Material for this task:
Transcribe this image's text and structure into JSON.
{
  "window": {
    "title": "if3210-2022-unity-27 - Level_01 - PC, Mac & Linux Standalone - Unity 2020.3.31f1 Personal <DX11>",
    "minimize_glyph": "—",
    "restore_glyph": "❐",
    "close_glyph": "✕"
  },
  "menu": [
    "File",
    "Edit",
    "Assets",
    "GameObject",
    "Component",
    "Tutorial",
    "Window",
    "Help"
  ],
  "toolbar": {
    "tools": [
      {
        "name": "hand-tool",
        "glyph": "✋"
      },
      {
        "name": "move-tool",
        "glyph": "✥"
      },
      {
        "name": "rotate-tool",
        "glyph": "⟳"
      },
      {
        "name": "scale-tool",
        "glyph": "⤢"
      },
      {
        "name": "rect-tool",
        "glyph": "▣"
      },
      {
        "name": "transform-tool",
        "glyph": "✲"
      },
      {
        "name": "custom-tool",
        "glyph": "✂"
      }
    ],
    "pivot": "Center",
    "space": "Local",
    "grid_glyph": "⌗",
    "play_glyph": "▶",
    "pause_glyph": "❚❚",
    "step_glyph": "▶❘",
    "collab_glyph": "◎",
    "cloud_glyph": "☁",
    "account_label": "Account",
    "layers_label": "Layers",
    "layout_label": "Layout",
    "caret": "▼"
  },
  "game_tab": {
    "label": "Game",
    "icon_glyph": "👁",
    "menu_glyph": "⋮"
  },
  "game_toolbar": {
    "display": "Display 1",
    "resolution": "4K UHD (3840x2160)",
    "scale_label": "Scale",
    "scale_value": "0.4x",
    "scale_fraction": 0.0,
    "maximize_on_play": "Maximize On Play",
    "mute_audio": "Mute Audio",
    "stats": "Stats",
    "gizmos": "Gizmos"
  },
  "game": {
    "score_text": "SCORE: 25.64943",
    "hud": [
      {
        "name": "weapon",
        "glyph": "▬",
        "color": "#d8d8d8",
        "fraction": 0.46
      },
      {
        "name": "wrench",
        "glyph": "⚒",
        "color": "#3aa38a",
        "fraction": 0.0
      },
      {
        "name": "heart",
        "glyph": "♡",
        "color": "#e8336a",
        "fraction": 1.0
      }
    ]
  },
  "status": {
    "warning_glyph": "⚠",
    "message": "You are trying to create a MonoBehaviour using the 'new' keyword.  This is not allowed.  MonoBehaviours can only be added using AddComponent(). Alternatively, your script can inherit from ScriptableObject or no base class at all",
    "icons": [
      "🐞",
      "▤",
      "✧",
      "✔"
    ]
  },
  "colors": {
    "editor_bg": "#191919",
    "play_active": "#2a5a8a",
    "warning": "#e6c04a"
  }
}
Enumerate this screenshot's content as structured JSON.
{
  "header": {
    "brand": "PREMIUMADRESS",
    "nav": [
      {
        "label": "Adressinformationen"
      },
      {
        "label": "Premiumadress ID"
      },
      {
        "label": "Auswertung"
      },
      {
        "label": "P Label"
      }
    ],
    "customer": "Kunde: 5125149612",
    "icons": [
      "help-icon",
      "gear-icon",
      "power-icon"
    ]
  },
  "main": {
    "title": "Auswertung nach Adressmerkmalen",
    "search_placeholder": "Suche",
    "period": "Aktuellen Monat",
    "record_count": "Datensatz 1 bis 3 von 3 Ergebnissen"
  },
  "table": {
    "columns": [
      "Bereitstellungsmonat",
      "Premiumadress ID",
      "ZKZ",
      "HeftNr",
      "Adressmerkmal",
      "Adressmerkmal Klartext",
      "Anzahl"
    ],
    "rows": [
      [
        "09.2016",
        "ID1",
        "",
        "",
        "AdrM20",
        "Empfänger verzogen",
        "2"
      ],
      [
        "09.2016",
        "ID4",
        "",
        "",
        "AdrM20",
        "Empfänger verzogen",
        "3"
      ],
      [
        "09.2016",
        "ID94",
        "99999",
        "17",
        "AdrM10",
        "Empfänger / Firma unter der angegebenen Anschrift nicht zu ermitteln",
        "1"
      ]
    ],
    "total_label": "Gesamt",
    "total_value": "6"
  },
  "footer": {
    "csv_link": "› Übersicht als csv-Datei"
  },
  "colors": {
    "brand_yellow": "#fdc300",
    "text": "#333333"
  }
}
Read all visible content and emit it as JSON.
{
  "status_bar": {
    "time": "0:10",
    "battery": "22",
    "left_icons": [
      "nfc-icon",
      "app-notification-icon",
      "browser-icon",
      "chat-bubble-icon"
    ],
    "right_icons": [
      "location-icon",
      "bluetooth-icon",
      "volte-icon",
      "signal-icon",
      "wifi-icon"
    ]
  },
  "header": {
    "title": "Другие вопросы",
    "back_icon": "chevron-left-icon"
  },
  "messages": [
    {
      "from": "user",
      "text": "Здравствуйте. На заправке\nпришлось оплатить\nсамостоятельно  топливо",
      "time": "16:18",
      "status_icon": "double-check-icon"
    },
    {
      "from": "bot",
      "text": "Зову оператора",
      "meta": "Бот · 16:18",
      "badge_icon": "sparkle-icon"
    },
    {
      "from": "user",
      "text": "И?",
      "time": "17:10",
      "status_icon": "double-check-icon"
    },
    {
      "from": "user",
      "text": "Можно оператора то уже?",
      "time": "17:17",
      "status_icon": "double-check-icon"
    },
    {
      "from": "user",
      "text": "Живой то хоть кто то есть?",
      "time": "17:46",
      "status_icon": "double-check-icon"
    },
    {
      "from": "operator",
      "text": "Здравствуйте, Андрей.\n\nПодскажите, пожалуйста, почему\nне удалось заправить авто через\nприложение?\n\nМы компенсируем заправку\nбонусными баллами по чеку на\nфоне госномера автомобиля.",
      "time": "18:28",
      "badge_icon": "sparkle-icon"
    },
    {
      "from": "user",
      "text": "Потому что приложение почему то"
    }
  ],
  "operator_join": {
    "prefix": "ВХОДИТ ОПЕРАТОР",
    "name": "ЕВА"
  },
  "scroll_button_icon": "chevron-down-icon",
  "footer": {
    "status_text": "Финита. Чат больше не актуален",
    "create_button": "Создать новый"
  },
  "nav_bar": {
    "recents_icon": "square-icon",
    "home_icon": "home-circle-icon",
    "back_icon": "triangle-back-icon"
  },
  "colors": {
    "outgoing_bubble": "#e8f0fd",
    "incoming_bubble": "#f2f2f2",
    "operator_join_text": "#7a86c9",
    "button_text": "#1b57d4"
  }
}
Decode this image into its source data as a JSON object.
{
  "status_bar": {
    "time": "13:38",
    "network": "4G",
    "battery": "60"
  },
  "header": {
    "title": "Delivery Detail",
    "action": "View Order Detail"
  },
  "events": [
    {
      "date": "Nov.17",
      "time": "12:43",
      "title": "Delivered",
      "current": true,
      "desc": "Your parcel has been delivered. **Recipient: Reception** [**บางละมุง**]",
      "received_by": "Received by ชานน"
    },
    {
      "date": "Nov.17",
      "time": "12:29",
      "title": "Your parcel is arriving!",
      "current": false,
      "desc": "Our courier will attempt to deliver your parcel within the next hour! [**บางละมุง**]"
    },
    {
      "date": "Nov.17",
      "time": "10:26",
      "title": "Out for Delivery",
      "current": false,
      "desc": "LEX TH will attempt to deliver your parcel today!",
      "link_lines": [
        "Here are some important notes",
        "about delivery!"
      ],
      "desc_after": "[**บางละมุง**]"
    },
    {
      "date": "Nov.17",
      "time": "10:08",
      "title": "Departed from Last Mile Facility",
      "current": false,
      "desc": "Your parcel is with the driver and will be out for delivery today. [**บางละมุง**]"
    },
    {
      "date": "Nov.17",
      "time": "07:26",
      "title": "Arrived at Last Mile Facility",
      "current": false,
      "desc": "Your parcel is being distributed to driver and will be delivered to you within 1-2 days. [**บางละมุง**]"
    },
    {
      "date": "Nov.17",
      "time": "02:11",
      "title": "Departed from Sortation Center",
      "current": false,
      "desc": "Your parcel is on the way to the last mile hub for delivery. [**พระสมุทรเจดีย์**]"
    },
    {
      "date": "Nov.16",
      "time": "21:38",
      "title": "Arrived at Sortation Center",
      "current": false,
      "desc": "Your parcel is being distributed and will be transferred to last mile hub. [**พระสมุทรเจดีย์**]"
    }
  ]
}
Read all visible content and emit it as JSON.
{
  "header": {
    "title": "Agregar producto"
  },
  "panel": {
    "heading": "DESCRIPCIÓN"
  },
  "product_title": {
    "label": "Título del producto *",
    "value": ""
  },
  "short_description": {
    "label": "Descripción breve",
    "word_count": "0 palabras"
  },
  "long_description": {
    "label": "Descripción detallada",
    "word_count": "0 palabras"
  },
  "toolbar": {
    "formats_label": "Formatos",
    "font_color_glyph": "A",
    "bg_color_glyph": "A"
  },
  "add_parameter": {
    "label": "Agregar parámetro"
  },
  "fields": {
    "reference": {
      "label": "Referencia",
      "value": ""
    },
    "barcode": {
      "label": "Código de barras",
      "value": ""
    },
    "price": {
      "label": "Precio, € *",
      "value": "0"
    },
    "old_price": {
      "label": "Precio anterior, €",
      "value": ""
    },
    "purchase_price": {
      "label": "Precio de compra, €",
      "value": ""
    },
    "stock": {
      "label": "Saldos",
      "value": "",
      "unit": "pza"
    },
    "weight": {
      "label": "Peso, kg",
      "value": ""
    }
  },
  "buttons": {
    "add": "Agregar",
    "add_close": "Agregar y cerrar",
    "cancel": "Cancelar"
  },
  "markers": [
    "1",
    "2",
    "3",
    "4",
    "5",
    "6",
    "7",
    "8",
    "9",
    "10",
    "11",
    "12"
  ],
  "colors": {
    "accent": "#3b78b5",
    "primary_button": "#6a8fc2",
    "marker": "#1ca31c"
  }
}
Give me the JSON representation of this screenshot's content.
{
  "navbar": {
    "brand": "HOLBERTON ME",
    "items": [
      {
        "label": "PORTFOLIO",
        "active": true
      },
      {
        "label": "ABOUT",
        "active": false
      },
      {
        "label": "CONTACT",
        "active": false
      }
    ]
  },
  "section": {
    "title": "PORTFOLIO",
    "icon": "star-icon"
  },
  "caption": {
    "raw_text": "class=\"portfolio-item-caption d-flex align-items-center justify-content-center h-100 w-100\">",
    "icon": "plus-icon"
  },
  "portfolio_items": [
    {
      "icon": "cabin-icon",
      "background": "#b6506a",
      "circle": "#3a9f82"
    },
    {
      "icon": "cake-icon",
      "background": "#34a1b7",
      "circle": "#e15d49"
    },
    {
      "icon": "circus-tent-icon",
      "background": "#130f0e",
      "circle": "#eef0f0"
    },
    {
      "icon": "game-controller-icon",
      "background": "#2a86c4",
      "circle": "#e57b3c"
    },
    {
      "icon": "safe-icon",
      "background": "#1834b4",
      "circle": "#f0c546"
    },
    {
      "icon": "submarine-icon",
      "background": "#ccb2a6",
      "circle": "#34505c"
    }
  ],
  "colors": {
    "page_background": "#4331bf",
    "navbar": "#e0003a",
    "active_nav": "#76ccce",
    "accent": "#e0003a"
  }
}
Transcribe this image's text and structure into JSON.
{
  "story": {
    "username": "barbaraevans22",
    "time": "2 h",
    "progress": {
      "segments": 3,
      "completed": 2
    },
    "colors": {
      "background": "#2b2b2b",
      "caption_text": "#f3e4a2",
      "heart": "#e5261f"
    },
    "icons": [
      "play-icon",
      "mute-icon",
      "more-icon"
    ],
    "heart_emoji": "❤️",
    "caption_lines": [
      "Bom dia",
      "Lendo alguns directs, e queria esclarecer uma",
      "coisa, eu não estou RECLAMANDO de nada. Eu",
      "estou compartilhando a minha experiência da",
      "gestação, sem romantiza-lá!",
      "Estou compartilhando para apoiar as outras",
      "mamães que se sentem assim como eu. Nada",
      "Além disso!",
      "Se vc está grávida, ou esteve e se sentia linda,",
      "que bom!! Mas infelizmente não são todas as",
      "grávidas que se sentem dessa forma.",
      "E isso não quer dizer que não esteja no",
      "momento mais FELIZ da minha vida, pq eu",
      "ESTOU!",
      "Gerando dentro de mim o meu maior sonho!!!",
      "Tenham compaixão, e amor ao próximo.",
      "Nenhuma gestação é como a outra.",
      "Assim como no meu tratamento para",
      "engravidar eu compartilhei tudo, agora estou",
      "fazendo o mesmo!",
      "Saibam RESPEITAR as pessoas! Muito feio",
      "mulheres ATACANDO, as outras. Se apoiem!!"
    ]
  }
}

Objective: Pull out all lines from the entries above in which the word "being" appears.

Finished task:
      "desc": "Your parcel is being distributed to driver and will be delivered to you within 1-2 days. [**บางละมุง**]"
      "desc": "Your parcel is being distributed and will be transferred to last mile hub. [**พระสมุทรเจดีย์**]"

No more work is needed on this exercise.